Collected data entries
------------------------------
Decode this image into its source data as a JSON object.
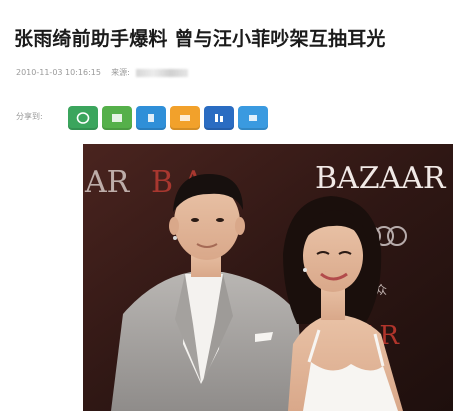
{
  "article": {
    "title": "张雨绮前助手爆料 曾与汪小菲吵架互抽耳光",
    "timestamp": "2010-11-03 10:16:15",
    "source_label": "来源:"
  },
  "share": {
    "label": "分享到:",
    "buttons": [
      {
        "name": "wechat",
        "color": "#3ba55d",
        "icon": "wechat-icon"
      },
      {
        "name": "moments",
        "color": "#55b04a",
        "icon": "moments-icon"
      },
      {
        "name": "qzone",
        "color": "#2f8fd8",
        "icon": "qzone-icon"
      },
      {
        "name": "weibo",
        "color": "#f2a12b",
        "icon": "weibo-icon"
      },
      {
        "name": "renren",
        "color": "#2a6cc2",
        "icon": "renren-icon"
      },
      {
        "name": "more",
        "color": "#3a9ae0",
        "icon": "more-icon"
      }
    ]
  },
  "photo": {
    "backdrop_texts": [
      "BAZAAR",
      "AR",
      "B A",
      "AZAAR",
      "大众"
    ]
  }
}
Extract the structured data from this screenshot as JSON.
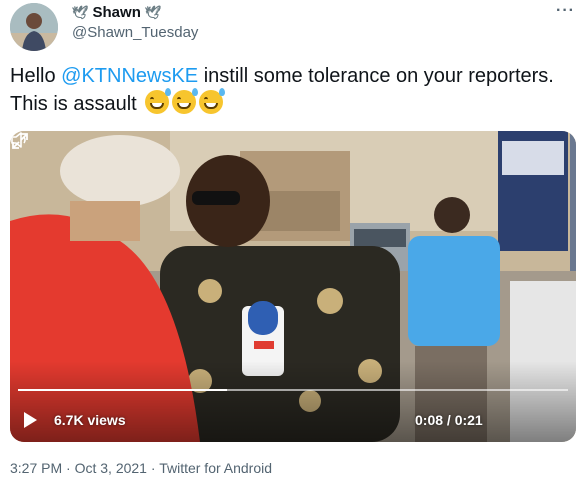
------------------------------
Task instructions =
From the data, list each line in which the string "icon" appears.

Answer to this problem =
        "icon": "wechat-icon"
        "icon": "moments-icon"
        "icon": "qzone-icon"
        "icon": "weibo-icon"
        "icon": "renren-icon"
        "icon": "more-icon"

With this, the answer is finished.